Instructions for the task | Transcribe each of the records below exactly, excluding all pictures.
## START Listed entries
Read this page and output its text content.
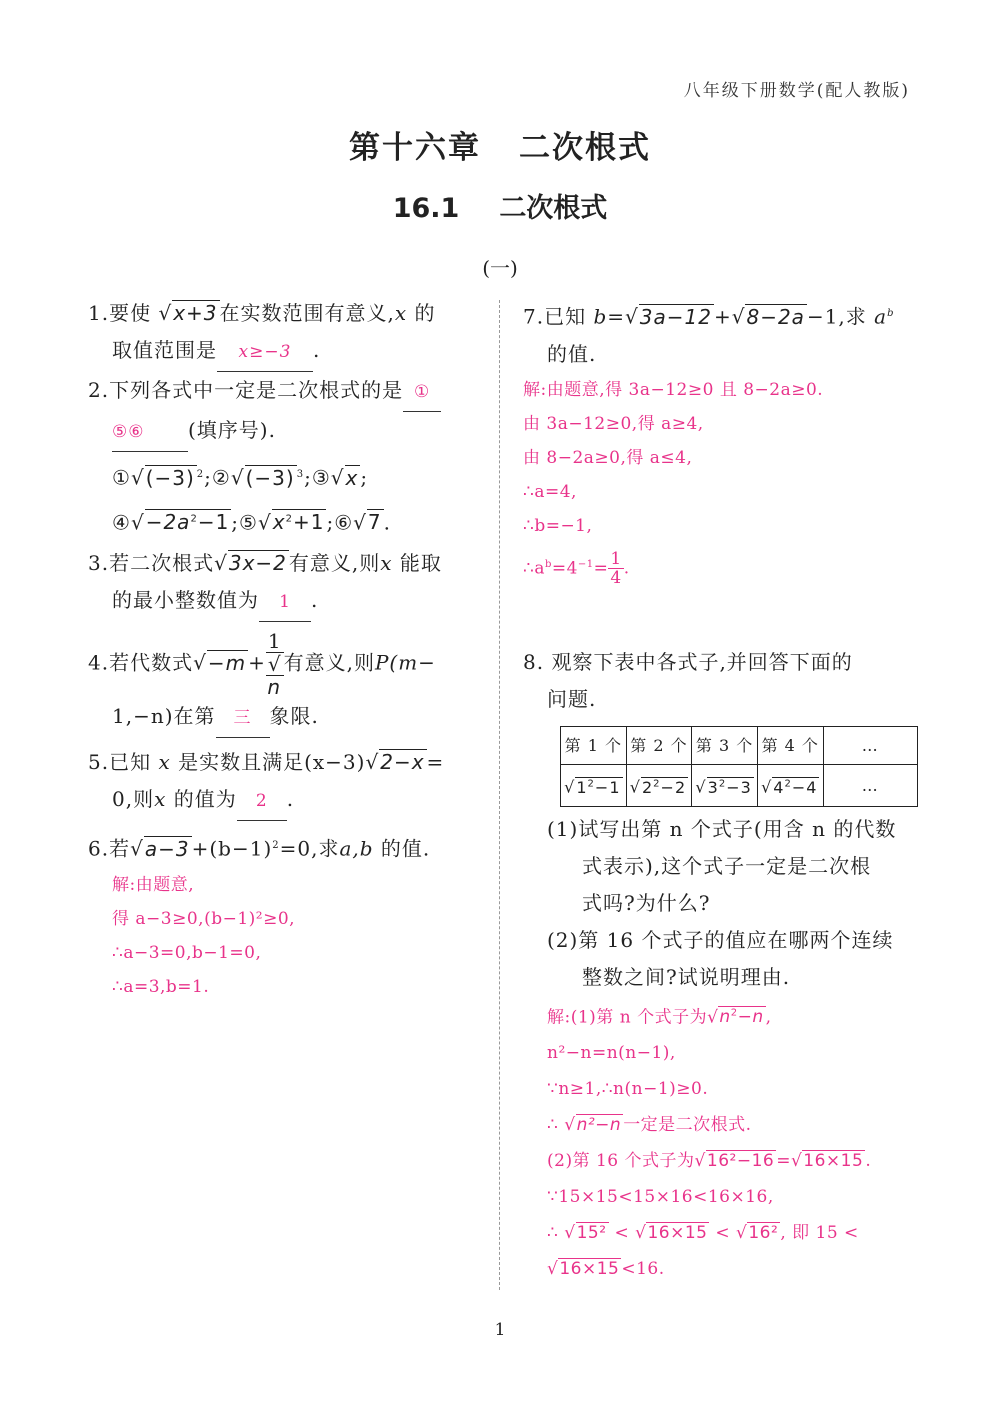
八年级下册数学(配人教版)
第十六章 二次根式
16.1 二次根式
(一)
1.要使 √x+3 在实数范围有意义,x 的
取值范围是 x≥−3 .
2.下列各式中一定是二次根式的是 ①
⑤⑥ (填序号).
①√(−3) $^2$;②√(−3) $^3$;③√x ;
$④√-2a^2-1$ $;⑤√x^2+1$ ;⑥√7 .
3.若二次根式√3x−2 有意义,则x 能取
的最小整数值为 1 .
4.若代数式√−m + 1
√
n 有意义,则P(m−
1,−n)在第 三 象限.
5.已知 x 是实数且满足(x−3)√2−x =
0,则x 的值为 2 .
6.若$√a-3 +(b-1)^2=0$,求a,b 的值.
解:由题意,
得 a−3≥0,(b−1)²≥0,
∴a−3=0,b−1=0,
∴a=3,b=1.
7.已知 b=√3a−12 +√8−2a −1,求 $a^b$
的值.
解:由题意,得 3a−12≥0 且 8−2a≥0.
由 3a−12≥0,得 a≥4,
由 8−2a≥0,得 a≤4,
∴a=4,
∴b=−1,
$\therefore a^b=4^{-1}= \frac{1}{4}$ .
8. 观察下表中各式子,并回答下面的
问题.
第 1 个	第 2 个	第 3 个	第 4 个	…
$√1^2-1$	$√2^2-2$	$√3^2-3$	$√4^2-4$	…
(1)试写出第 n 个式子(用含 n 的代数
式表示),这个式子一定是二次根
式吗?为什么?
(2)第 16 个式子的值应在哪两个连续
整数之间?试说明理由.
解:(1)第 n 个式子为$√n^2-n$ ,
n²−n=n(n−1),
∵n≥1,∴n(n−1)≥0.
∴ √n²−n 一定是二次根式.
(2)第 16 个式子为√16²−16 =√16×15 .
∵15×15<15×16<16×16,
∴ √15² < √16×15 < √16² , 即 15 <
√16×15 <16.
1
## END Listed entries
Solved exercise |
Read this page and output its text content.
八年级下册数学(配人教版)
第十六章 二次根式
16.1 二次根式
(一)
1.要使 √x+3 在实数范围有意义,x 的
取值范围是 x≥−3 .
2.下列各式中一定是二次根式的是 ①
⑤⑥ (填序号).
①√(−3) $^2$;②√(−3) $^3$;③√x ;
$④√-2a^2-1$ $;⑤√x^2+1$ ;⑥√7 .
3.若二次根式√3x−2 有意义,则x 能取
的最小整数值为 1 .
4.若代数式√−m + 1
√
n 有意义,则P(m−
1,−n)在第 三 象限.
5.已知 x 是实数且满足(x−3)√2−x =
0,则x 的值为 2 .
6.若$√a-3 +(b-1)^2=0$,求a,b 的值.
解:由题意,
得 a−3≥0,(b−1)²≥0,
∴a−3=0,b−1=0,
∴a=3,b=1.
7.已知 b=√3a−12 +√8−2a −1,求 $a^b$
的值.
解:由题意,得 3a−12≥0 且 8−2a≥0.
由 3a−12≥0,得 a≥4,
由 8−2a≥0,得 a≤4,
∴a=4,
∴b=−1,
$\therefore a^b=4^{-1}= \frac{1}{4}$ .
8. 观察下表中各式子,并回答下面的
问题.
第 1 个	第 2 个	第 3 个	第 4 个	…
$√1^2-1$	$√2^2-2$	$√3^2-3$	$√4^2-4$	…
(1)试写出第 n 个式子(用含 n 的代数
式表示),这个式子一定是二次根
式吗?为什么?
(2)第 16 个式子的值应在哪两个连续
整数之间?试说明理由.
解:(1)第 n 个式子为$√n^2-n$ ,
n²−n=n(n−1),
∵n≥1,∴n(n−1)≥0.
∴ √n²−n 一定是二次根式.
(2)第 16 个式子为√16²−16 =√16×15 .
∵15×15<15×16<16×16,
∴ √15² < √16×15 < √16² , 即 15 <
√16×15 <16.
1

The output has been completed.